(Dataset excerpt)

★ ★ ★ ★

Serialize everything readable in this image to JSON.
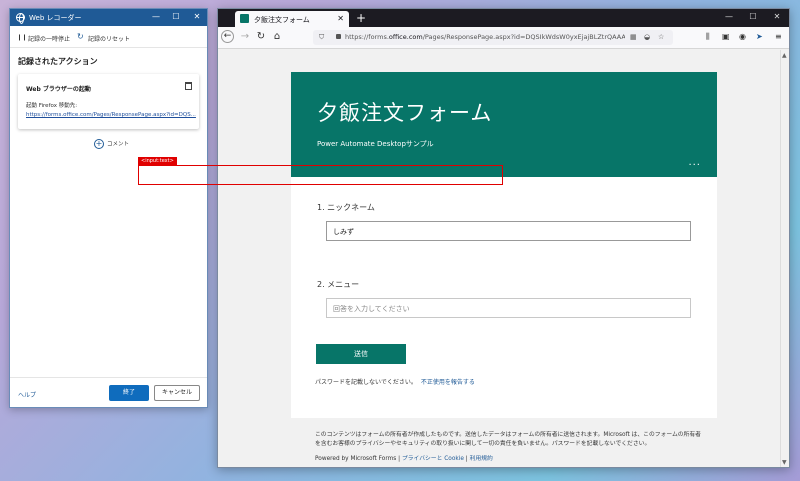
{
  "recorder": {
    "title": "Web レコーダー",
    "pause_label": "記録の一時停止",
    "reset_label": "記録のリセット",
    "heading": "記録されたアクション",
    "action": {
      "title": "Web ブラウザーの起動",
      "line1": "起動 Firefox 移動先:",
      "line2": "https://forms.office.com/Pages/ResponsePage.aspx?id=DQS..."
    },
    "comment_label": "コメント",
    "help_label": "ヘルプ",
    "finish_label": "終了",
    "cancel_label": "キャンセル"
  },
  "browser": {
    "tab_title": "夕飯注文フォーム",
    "url_prefix": "https://forms.",
    "url_domain": "office.com",
    "url_rest": "/Pages/ResponsePage.aspx?id=DQSIkWdsW0yxEjajBLZtrQAAAAAA"
  },
  "form": {
    "title": "夕飯注文フォーム",
    "subtitle": "Power Automate Desktopサンプル",
    "more": "...",
    "q1_label": "1. ニックネーム",
    "q1_value": "しみず",
    "q2_label": "2. メニュー",
    "q2_placeholder": "回答を入力してください",
    "submit_label": "送信",
    "pw_note": "パスワードを記載しないでください。",
    "report_link": "不正使用を報告する",
    "disclaimer": "このコンテンツはフォームの所有者が作成したものです。送信したデータはフォームの所有者に送信されます。Microsoft は、このフォームの所有者を含むお客様のプライバシーやセキュリティの取り扱いに関して一切の責任を負いません。パスワードを記載しないでください。",
    "powered": "Powered by Microsoft Forms | ",
    "privacy_link": "プライバシーと Cookie",
    "sep": " | ",
    "terms_link": "利用規約"
  },
  "overlay": {
    "tag": "<input:text>"
  },
  "colors": {
    "form_accent": "#077568",
    "recorder_title": "#1f5a96",
    "highlight": "#e00000"
  }
}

★ ★ ★ ★

▶ [Problem statement]: Restate each line of the records exactly; pictures do not belong in the copy.

▶ [Task output]:
Serialize everything readable in this image to JSON.
{
  "recorder": {
    "title": "Web レコーダー",
    "pause_label": "記録の一時停止",
    "reset_label": "記録のリセット",
    "heading": "記録されたアクション",
    "action": {
      "title": "Web ブラウザーの起動",
      "line1": "起動 Firefox 移動先:",
      "line2": "https://forms.office.com/Pages/ResponsePage.aspx?id=DQS..."
    },
    "comment_label": "コメント",
    "help_label": "ヘルプ",
    "finish_label": "終了",
    "cancel_label": "キャンセル"
  },
  "browser": {
    "tab_title": "夕飯注文フォーム",
    "url_prefix": "https://forms.",
    "url_domain": "office.com",
    "url_rest": "/Pages/ResponsePage.aspx?id=DQSIkWdsW0yxEjajBLZtrQAAAAAA"
  },
  "form": {
    "title": "夕飯注文フォーム",
    "subtitle": "Power Automate Desktopサンプル",
    "more": "...",
    "q1_label": "1. ニックネーム",
    "q1_value": "しみず",
    "q2_label": "2. メニュー",
    "q2_placeholder": "回答を入力してください",
    "submit_label": "送信",
    "pw_note": "パスワードを記載しないでください。",
    "report_link": "不正使用を報告する",
    "disclaimer": "このコンテンツはフォームの所有者が作成したものです。送信したデータはフォームの所有者に送信されます。Microsoft は、このフォームの所有者を含むお客様のプライバシーやセキュリティの取り扱いに関して一切の責任を負いません。パスワードを記載しないでください。",
    "powered": "Powered by Microsoft Forms | ",
    "privacy_link": "プライバシーと Cookie",
    "sep": " | ",
    "terms_link": "利用規約"
  },
  "overlay": {
    "tag": "<input:text>"
  },
  "colors": {
    "form_accent": "#077568",
    "recorder_title": "#1f5a96",
    "highlight": "#e00000"
  }
}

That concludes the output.